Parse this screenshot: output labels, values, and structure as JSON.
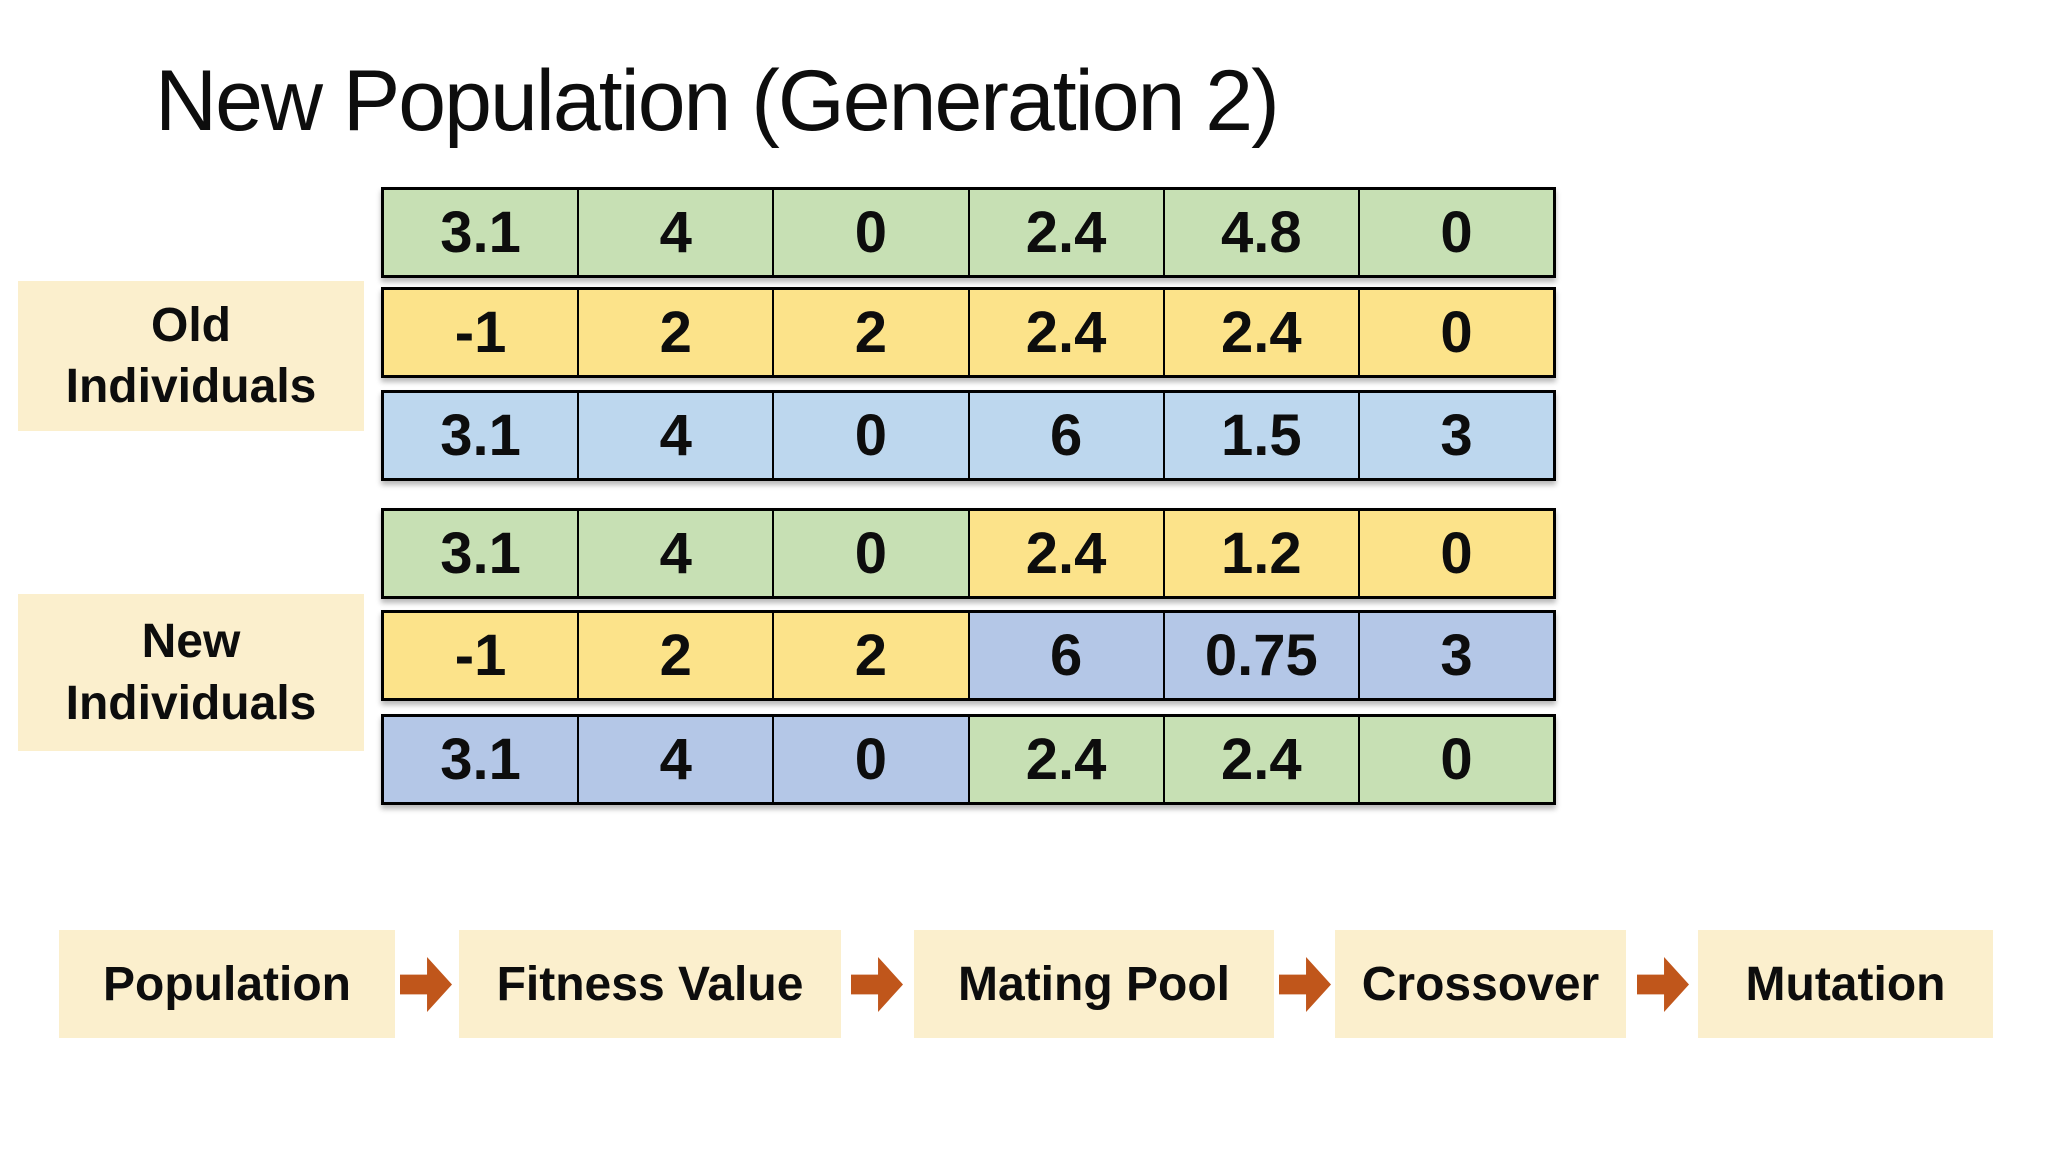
{
  "title": "New Population (Generation 2)",
  "colors": {
    "green": "#C7E0B4",
    "yellow": "#FCE38A",
    "blue_light": "#BDD7EE",
    "blue_gray": "#B4C7E7",
    "cream": "#FBEFCD",
    "arrow_orange": "#C0561B",
    "border": "#000000",
    "text": "#0D0D0D"
  },
  "groups": [
    {
      "label_lines": [
        "Old",
        "Individuals"
      ],
      "rows": [
        {
          "cells": [
            {
              "value": "3.1",
              "color": "green"
            },
            {
              "value": "4",
              "color": "green"
            },
            {
              "value": "0",
              "color": "green"
            },
            {
              "value": "2.4",
              "color": "green"
            },
            {
              "value": "4.8",
              "color": "green"
            },
            {
              "value": "0",
              "color": "green"
            }
          ]
        },
        {
          "cells": [
            {
              "value": "-1",
              "color": "yellow"
            },
            {
              "value": "2",
              "color": "yellow"
            },
            {
              "value": "2",
              "color": "yellow"
            },
            {
              "value": "2.4",
              "color": "yellow"
            },
            {
              "value": "2.4",
              "color": "yellow"
            },
            {
              "value": "0",
              "color": "yellow"
            }
          ]
        },
        {
          "cells": [
            {
              "value": "3.1",
              "color": "blue_light"
            },
            {
              "value": "4",
              "color": "blue_light"
            },
            {
              "value": "0",
              "color": "blue_light"
            },
            {
              "value": "6",
              "color": "blue_light"
            },
            {
              "value": "1.5",
              "color": "blue_light"
            },
            {
              "value": "3",
              "color": "blue_light"
            }
          ]
        }
      ]
    },
    {
      "label_lines": [
        "New",
        "Individuals"
      ],
      "rows": [
        {
          "cells": [
            {
              "value": "3.1",
              "color": "green"
            },
            {
              "value": "4",
              "color": "green"
            },
            {
              "value": "0",
              "color": "green"
            },
            {
              "value": "2.4",
              "color": "yellow"
            },
            {
              "value": "1.2",
              "color": "yellow"
            },
            {
              "value": "0",
              "color": "yellow"
            }
          ]
        },
        {
          "cells": [
            {
              "value": "-1",
              "color": "yellow"
            },
            {
              "value": "2",
              "color": "yellow"
            },
            {
              "value": "2",
              "color": "yellow"
            },
            {
              "value": "6",
              "color": "blue_gray"
            },
            {
              "value": "0.75",
              "color": "blue_gray"
            },
            {
              "value": "3",
              "color": "blue_gray"
            }
          ]
        },
        {
          "cells": [
            {
              "value": "3.1",
              "color": "blue_gray"
            },
            {
              "value": "4",
              "color": "blue_gray"
            },
            {
              "value": "0",
              "color": "blue_gray"
            },
            {
              "value": "2.4",
              "color": "green"
            },
            {
              "value": "2.4",
              "color": "green"
            },
            {
              "value": "0",
              "color": "green"
            }
          ]
        }
      ]
    }
  ],
  "flow": {
    "items": [
      {
        "label": "Population"
      },
      {
        "label": "Fitness Value"
      },
      {
        "label": "Mating Pool"
      },
      {
        "label": "Crossover"
      },
      {
        "label": "Mutation"
      }
    ],
    "arrow_icon": "block-right-arrow"
  }
}
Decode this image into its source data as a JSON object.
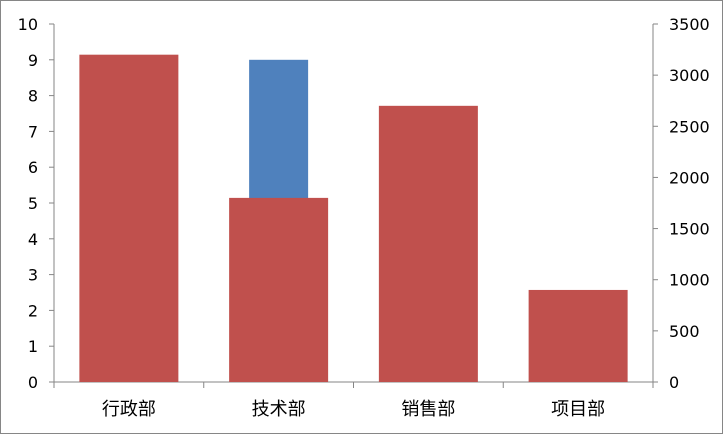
{
  "chart_data": {
    "type": "bar",
    "categories": [
      "行政部",
      "技术部",
      "销售部",
      "项目部"
    ],
    "y_left": {
      "min": 0,
      "max": 10,
      "step": 1,
      "ticks": [
        "0",
        "1",
        "2",
        "3",
        "4",
        "5",
        "6",
        "7",
        "8",
        "9",
        "10"
      ]
    },
    "y_right": {
      "min": 0,
      "max": 3500,
      "step": 500,
      "ticks": [
        "0",
        "500",
        "1000",
        "1500",
        "2000",
        "2500",
        "3000",
        "3500"
      ]
    },
    "series": [
      {
        "axis": "left",
        "color": "#4F81BD",
        "values": [
          null,
          9,
          null,
          null
        ]
      },
      {
        "axis": "right",
        "color": "#C0504D",
        "values": [
          3200,
          1800,
          2700,
          900
        ]
      }
    ],
    "grid": false,
    "legend": "none"
  }
}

§ §

=== Aim ===
From the line that contains "Decode this image" to the end of the material above, output every line exactly, both ends included, but leave out any pictures.

=== Expected output ===
Decode this image into its source data as a JSON object.
{
  "chart_data": {
    "type": "bar",
    "categories": [
      "行政部",
      "技术部",
      "销售部",
      "项目部"
    ],
    "y_left": {
      "min": 0,
      "max": 10,
      "step": 1,
      "ticks": [
        "0",
        "1",
        "2",
        "3",
        "4",
        "5",
        "6",
        "7",
        "8",
        "9",
        "10"
      ]
    },
    "y_right": {
      "min": 0,
      "max": 3500,
      "step": 500,
      "ticks": [
        "0",
        "500",
        "1000",
        "1500",
        "2000",
        "2500",
        "3000",
        "3500"
      ]
    },
    "series": [
      {
        "axis": "left",
        "color": "#4F81BD",
        "values": [
          null,
          9,
          null,
          null
        ]
      },
      {
        "axis": "right",
        "color": "#C0504D",
        "values": [
          3200,
          1800,
          2700,
          900
        ]
      }
    ],
    "grid": false,
    "legend": "none"
  }
}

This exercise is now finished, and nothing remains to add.